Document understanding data
┄┄┄┄┄┄┄┄┄┄

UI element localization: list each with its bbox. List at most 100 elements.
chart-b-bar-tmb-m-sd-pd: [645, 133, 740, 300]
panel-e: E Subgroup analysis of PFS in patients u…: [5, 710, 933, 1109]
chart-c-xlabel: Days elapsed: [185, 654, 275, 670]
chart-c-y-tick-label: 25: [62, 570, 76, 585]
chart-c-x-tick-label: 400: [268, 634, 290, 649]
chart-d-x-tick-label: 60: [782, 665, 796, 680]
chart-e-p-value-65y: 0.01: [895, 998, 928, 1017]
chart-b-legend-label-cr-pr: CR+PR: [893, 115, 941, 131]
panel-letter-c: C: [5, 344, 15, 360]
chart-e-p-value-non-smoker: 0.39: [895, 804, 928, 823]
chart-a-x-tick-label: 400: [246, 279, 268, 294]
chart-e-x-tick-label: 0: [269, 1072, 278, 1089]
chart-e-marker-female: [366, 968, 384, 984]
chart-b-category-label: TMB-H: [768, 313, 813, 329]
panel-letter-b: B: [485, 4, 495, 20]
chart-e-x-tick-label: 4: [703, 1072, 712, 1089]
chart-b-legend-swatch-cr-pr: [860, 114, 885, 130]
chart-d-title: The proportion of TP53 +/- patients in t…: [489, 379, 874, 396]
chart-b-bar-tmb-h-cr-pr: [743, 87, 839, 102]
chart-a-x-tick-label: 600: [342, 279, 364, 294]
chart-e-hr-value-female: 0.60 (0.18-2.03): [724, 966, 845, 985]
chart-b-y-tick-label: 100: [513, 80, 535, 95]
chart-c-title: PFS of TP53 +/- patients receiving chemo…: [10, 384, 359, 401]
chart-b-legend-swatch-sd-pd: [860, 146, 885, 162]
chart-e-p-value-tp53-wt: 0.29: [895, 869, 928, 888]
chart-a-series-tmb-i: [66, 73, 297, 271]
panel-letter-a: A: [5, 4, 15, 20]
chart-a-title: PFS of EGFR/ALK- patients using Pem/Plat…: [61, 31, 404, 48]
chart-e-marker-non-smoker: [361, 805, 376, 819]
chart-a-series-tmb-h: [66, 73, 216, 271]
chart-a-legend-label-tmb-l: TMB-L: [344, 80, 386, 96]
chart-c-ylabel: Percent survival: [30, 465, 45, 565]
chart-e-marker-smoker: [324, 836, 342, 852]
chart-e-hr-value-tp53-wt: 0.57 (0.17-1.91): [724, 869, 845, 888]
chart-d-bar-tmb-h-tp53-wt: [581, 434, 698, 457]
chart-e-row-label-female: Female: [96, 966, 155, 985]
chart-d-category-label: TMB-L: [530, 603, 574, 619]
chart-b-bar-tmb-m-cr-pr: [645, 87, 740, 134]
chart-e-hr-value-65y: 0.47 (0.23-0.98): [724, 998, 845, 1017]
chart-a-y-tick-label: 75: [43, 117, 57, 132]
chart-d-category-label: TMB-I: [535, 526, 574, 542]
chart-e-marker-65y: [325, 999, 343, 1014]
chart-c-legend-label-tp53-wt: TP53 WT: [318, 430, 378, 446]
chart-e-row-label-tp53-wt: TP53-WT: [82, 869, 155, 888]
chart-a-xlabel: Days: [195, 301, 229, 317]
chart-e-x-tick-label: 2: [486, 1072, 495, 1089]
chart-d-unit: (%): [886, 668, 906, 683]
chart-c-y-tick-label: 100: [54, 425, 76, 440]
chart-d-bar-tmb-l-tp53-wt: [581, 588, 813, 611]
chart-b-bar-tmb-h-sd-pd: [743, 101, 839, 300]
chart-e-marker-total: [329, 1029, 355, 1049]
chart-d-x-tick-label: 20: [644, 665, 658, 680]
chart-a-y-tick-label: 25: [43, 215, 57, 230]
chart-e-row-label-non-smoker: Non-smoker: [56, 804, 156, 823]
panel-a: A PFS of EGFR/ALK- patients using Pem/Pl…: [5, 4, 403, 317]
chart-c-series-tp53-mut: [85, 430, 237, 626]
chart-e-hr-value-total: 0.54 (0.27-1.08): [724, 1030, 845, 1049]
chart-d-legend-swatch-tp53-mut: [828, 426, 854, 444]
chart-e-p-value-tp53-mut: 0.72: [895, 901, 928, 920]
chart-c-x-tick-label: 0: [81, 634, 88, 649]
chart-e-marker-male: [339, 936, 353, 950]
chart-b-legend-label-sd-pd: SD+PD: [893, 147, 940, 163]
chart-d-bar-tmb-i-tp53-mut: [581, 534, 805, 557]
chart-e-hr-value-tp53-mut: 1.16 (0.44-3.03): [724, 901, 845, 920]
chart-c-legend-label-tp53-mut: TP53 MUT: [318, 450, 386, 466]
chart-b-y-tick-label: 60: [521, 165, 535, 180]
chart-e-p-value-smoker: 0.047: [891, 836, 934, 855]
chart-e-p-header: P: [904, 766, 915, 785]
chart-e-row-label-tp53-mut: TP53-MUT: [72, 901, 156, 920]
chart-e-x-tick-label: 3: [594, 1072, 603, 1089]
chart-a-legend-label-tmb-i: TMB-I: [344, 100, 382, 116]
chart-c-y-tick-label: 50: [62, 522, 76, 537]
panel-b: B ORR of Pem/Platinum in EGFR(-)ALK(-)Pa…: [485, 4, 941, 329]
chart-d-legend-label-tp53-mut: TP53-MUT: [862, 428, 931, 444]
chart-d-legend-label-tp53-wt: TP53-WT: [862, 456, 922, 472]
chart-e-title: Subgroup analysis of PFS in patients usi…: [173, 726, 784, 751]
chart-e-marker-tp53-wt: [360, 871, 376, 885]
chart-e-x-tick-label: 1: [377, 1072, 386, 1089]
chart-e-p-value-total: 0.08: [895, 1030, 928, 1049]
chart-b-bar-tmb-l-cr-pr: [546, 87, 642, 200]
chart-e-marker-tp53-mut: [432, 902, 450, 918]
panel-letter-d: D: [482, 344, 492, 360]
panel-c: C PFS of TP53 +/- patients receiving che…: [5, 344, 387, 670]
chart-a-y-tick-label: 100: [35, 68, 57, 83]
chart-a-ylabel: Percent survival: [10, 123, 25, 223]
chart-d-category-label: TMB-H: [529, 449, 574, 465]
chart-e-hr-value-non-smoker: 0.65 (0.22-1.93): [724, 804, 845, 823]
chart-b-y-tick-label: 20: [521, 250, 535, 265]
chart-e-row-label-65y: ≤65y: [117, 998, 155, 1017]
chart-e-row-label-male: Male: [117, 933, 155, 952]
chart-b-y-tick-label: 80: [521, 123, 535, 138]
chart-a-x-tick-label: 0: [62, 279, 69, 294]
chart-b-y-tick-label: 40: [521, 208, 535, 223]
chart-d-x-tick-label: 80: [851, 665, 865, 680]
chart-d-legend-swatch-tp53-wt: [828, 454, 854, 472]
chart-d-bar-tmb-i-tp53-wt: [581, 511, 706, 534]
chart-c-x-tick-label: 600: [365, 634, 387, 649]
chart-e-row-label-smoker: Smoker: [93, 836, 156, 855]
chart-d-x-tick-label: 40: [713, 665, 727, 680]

┄┄┄┄┄┄┄┄┄┄

Collect the lines of the records that include the string "marker".

chart-e-marker-female: [366, 968, 384, 984]
chart-e-marker-non-smoker: [361, 805, 376, 819]
chart-e-marker-smoker: [324, 836, 342, 852]
chart-e-marker-65y: [325, 999, 343, 1014]
chart-e-marker-total: [329, 1029, 355, 1049]
chart-e-marker-male: [339, 936, 353, 950]
chart-e-marker-tp53-wt: [360, 871, 376, 885]
chart-e-marker-tp53-mut: [432, 902, 450, 918]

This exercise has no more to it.